All of the material below is to be restated word for word, apart from the pictures.

Dataset excerpt

[start]

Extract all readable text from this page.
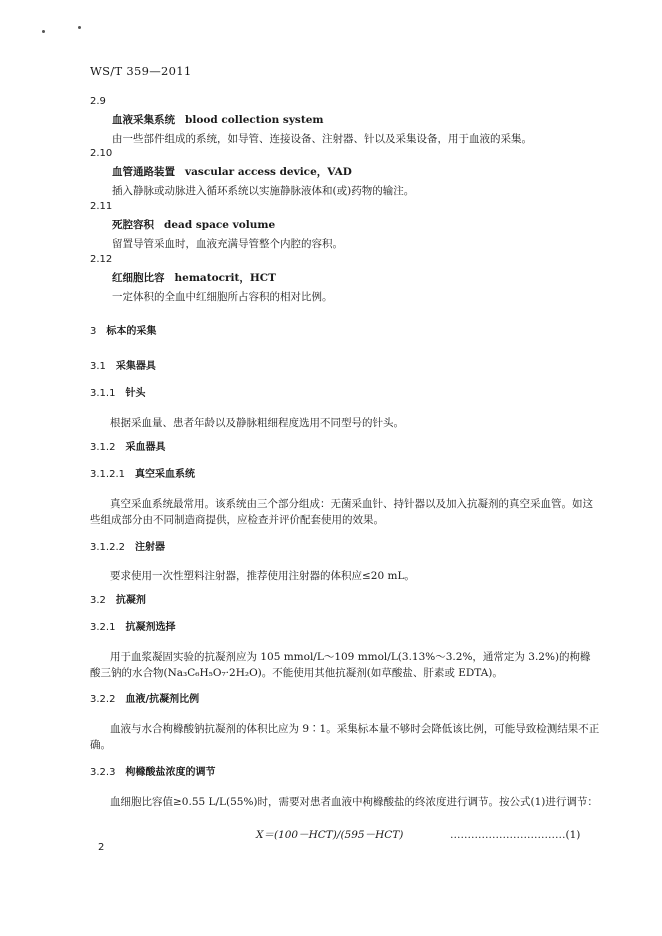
WS/T 359—2011
2.9
血液采集系统 blood collection system
由一些部件组成的系统，如导管、连接设备、注射器、针以及采集设备，用于血液的采集。
2.10
血管通路装置 vascular access device，VAD
插入静脉或动脉进入循环系统以实施静脉液体和(或)药物的输注。
2.11
死腔容积 dead space volume
留置导管采血时，血液充满导管整个内腔的容积。
2.12
红细胞比容 hematocrit，HCT
一定体积的全血中红细胞所占容积的相对比例。
3 标本的采集
3.1 采集器具
3.1.1 针头
根据采血量、患者年龄以及静脉粗细程度选用不同型号的针头。
3.1.2 采血器具
3.1.2.1 真空采血系统
真空采血系统最常用。该系统由三个部分组成：无菌采血针、持针器以及加入抗凝剂的真空采血管。如这些组成部分由不同制造商提供，应检查并评价配套使用的效果。
3.1.2.2 注射器
要求使用一次性塑料注射器，推荐使用注射器的体积应≤20 mL。
3.2 抗凝剂
3.2.1 抗凝剂选择
用于血浆凝固实验的抗凝剂应为 105 mmol/L～109 mmol/L(3.13%～3.2%，通常定为 3.2%)的枸橼酸三钠的水合物(Na₃C₆H₅O₇·2H₂O)。不能使用其他抗凝剂(如草酸盐、肝素或 EDTA)。
3.2.2 血液/抗凝剂比例
血液与水合枸橼酸钠抗凝剂的体积比应为 9∶1。采集标本量不够时会降低该比例，可能导致检测结果不正确。
3.2.3 枸橼酸盐浓度的调节
血细胞比容值≥0.55 L/L(55%)时，需要对患者血液中枸橼酸盐的终浓度进行调节。按公式(1)进行调节：
X＝(100－HCT)/(595－HCT)	……………………………(1)
2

[end]

Solved problem:
Extract all readable text from this page.
WS/T 359—2011
2.9
血液采集系统 blood collection system
由一些部件组成的系统，如导管、连接设备、注射器、针以及采集设备，用于血液的采集。
2.10
血管通路装置 vascular access device，VAD
插入静脉或动脉进入循环系统以实施静脉液体和(或)药物的输注。
2.11
死腔容积 dead space volume
留置导管采血时，血液充满导管整个内腔的容积。
2.12
红细胞比容 hematocrit，HCT
一定体积的全血中红细胞所占容积的相对比例。
3 标本的采集
3.1 采集器具
3.1.1 针头
根据采血量、患者年龄以及静脉粗细程度选用不同型号的针头。
3.1.2 采血器具
3.1.2.1 真空采血系统
真空采血系统最常用。该系统由三个部分组成：无菌采血针、持针器以及加入抗凝剂的真空采血管。如这些组成部分由不同制造商提供，应检查并评价配套使用的效果。
3.1.2.2 注射器
要求使用一次性塑料注射器，推荐使用注射器的体积应≤20 mL。
3.2 抗凝剂
3.2.1 抗凝剂选择
用于血浆凝固实验的抗凝剂应为 105 mmol/L～109 mmol/L(3.13%～3.2%，通常定为 3.2%)的枸橼酸三钠的水合物(Na₃C₆H₅O₇·2H₂O)。不能使用其他抗凝剂(如草酸盐、肝素或 EDTA)。
3.2.2 血液/抗凝剂比例
血液与水合枸橼酸钠抗凝剂的体积比应为 9∶1。采集标本量不够时会降低该比例，可能导致检测结果不正确。
3.2.3 枸橼酸盐浓度的调节
血细胞比容值≥0.55 L/L(55%)时，需要对患者血液中枸橼酸盐的终浓度进行调节。按公式(1)进行调节：
X＝(100－HCT)/(595－HCT)	……………………………(1)
2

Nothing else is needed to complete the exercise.